**Exercise instructions**. Make an exact copy of the records, with the images left out.

**Records provided**.

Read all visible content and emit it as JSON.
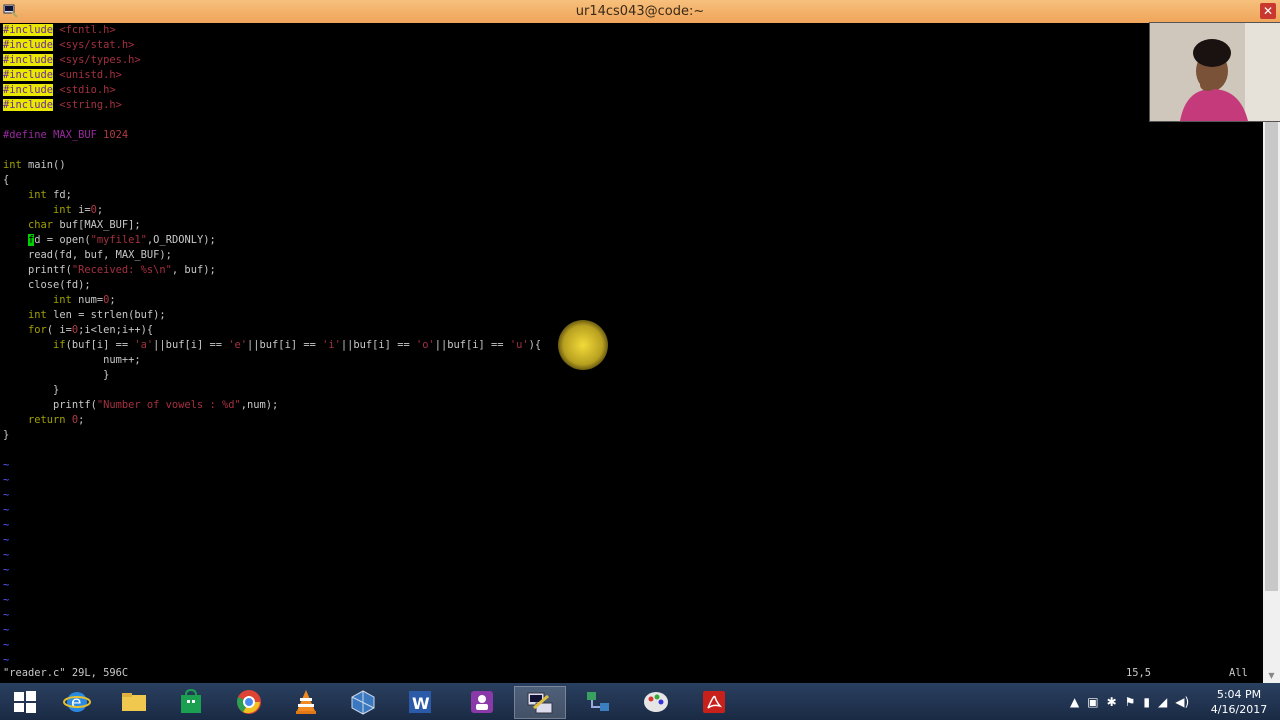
{
  "window": {
    "title": "ur14cs043@code:~"
  },
  "code": {
    "include_keyword": "#include",
    "includes": [
      "<fcntl.h>",
      "<sys/stat.h>",
      "<sys/types.h>",
      "<unistd.h>",
      "<stdio.h>",
      "<string.h>"
    ],
    "define_line": {
      "keyword": "#define",
      "name": "MAX_BUF",
      "value": "1024"
    },
    "main_signature": {
      "type": "int",
      "rest": " main()"
    },
    "open_brace": "{",
    "decl_fd": {
      "type": "int",
      "rest": " fd;"
    },
    "decl_i": {
      "type": "int",
      "rest_a": " i=",
      "value": "0",
      "rest_b": ";"
    },
    "decl_buf": {
      "type": "char",
      "rest": " buf[MAX_BUF];"
    },
    "open_call": {
      "cursor_char": "f",
      "rest_a": "d = open(",
      "string": "\"myfile1\"",
      "rest_b": ",O_RDONLY);"
    },
    "read_call": "read(fd, buf, MAX_BUF);",
    "printf_received": {
      "rest_a": "printf(",
      "string": "\"Received: %s\\n\"",
      "rest_b": ", buf);"
    },
    "close_call": "close(fd);",
    "decl_num": {
      "type": "int",
      "rest_a": " num=",
      "value": "0",
      "rest_b": ";"
    },
    "decl_len": {
      "type": "int",
      "rest": " len = strlen(buf);"
    },
    "for_loop": {
      "keyword": "for",
      "rest_a": "( i=",
      "value": "0",
      "rest_b": ";i<len;i++){"
    },
    "if_stmt": {
      "keyword": "if",
      "p1": "(buf[i] == ",
      "c1": "'a'",
      "p2": "||buf[i] == ",
      "c2": "'e'",
      "p3": "||buf[i] == ",
      "c3": "'i'",
      "p4": "||buf[i] == ",
      "c4": "'o'",
      "p5": "||buf[i] == ",
      "c5": "'u'",
      "p6": "){"
    },
    "num_inc": "num++;",
    "inner_close": "}",
    "for_close": "}",
    "printf_vowels": {
      "rest_a": "printf(",
      "string": "\"Number of vowels : %d\"",
      "rest_b": ",num);"
    },
    "return_stmt": {
      "keyword": "return",
      "rest_a": " ",
      "value": "0",
      "rest_b": ";"
    },
    "close_brace": "}",
    "tilde": "~"
  },
  "status_bar": {
    "file_info": "\"reader.c\" 29L, 596C",
    "position": "15,5",
    "scroll": "All"
  },
  "taskbar": {
    "apps": [
      "start",
      "internet-explorer",
      "file-explorer",
      "store",
      "chrome",
      "vlc",
      "virtualbox",
      "word",
      "teams",
      "putty",
      "network",
      "paint",
      "acrobat"
    ]
  },
  "clock": {
    "time": "5:04 PM",
    "date": "4/16/2017"
  },
  "colors": {
    "titlebar": "#f0a45a",
    "preprocessor_bg": "#e8e800",
    "string": "#a43040",
    "keyword": "#a0a000",
    "cursor": "#00d000",
    "tilde": "#5a5aff"
  }
}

**Exercise answer**.
Read all visible content and emit it as JSON.
{
  "window": {
    "title": "ur14cs043@code:~"
  },
  "code": {
    "include_keyword": "#include",
    "includes": [
      "<fcntl.h>",
      "<sys/stat.h>",
      "<sys/types.h>",
      "<unistd.h>",
      "<stdio.h>",
      "<string.h>"
    ],
    "define_line": {
      "keyword": "#define",
      "name": "MAX_BUF",
      "value": "1024"
    },
    "main_signature": {
      "type": "int",
      "rest": " main()"
    },
    "open_brace": "{",
    "decl_fd": {
      "type": "int",
      "rest": " fd;"
    },
    "decl_i": {
      "type": "int",
      "rest_a": " i=",
      "value": "0",
      "rest_b": ";"
    },
    "decl_buf": {
      "type": "char",
      "rest": " buf[MAX_BUF];"
    },
    "open_call": {
      "cursor_char": "f",
      "rest_a": "d = open(",
      "string": "\"myfile1\"",
      "rest_b": ",O_RDONLY);"
    },
    "read_call": "read(fd, buf, MAX_BUF);",
    "printf_received": {
      "rest_a": "printf(",
      "string": "\"Received: %s\\n\"",
      "rest_b": ", buf);"
    },
    "close_call": "close(fd);",
    "decl_num": {
      "type": "int",
      "rest_a": " num=",
      "value": "0",
      "rest_b": ";"
    },
    "decl_len": {
      "type": "int",
      "rest": " len = strlen(buf);"
    },
    "for_loop": {
      "keyword": "for",
      "rest_a": "( i=",
      "value": "0",
      "rest_b": ";i<len;i++){"
    },
    "if_stmt": {
      "keyword": "if",
      "p1": "(buf[i] == ",
      "c1": "'a'",
      "p2": "||buf[i] == ",
      "c2": "'e'",
      "p3": "||buf[i] == ",
      "c3": "'i'",
      "p4": "||buf[i] == ",
      "c4": "'o'",
      "p5": "||buf[i] == ",
      "c5": "'u'",
      "p6": "){"
    },
    "num_inc": "num++;",
    "inner_close": "}",
    "for_close": "}",
    "printf_vowels": {
      "rest_a": "printf(",
      "string": "\"Number of vowels : %d\"",
      "rest_b": ",num);"
    },
    "return_stmt": {
      "keyword": "return",
      "rest_a": " ",
      "value": "0",
      "rest_b": ";"
    },
    "close_brace": "}",
    "tilde": "~"
  },
  "status_bar": {
    "file_info": "\"reader.c\" 29L, 596C",
    "position": "15,5",
    "scroll": "All"
  },
  "taskbar": {
    "apps": [
      "start",
      "internet-explorer",
      "file-explorer",
      "store",
      "chrome",
      "vlc",
      "virtualbox",
      "word",
      "teams",
      "putty",
      "network",
      "paint",
      "acrobat"
    ]
  },
  "clock": {
    "time": "5:04 PM",
    "date": "4/16/2017"
  },
  "colors": {
    "titlebar": "#f0a45a",
    "preprocessor_bg": "#e8e800",
    "string": "#a43040",
    "keyword": "#a0a000",
    "cursor": "#00d000",
    "tilde": "#5a5aff"
  }
}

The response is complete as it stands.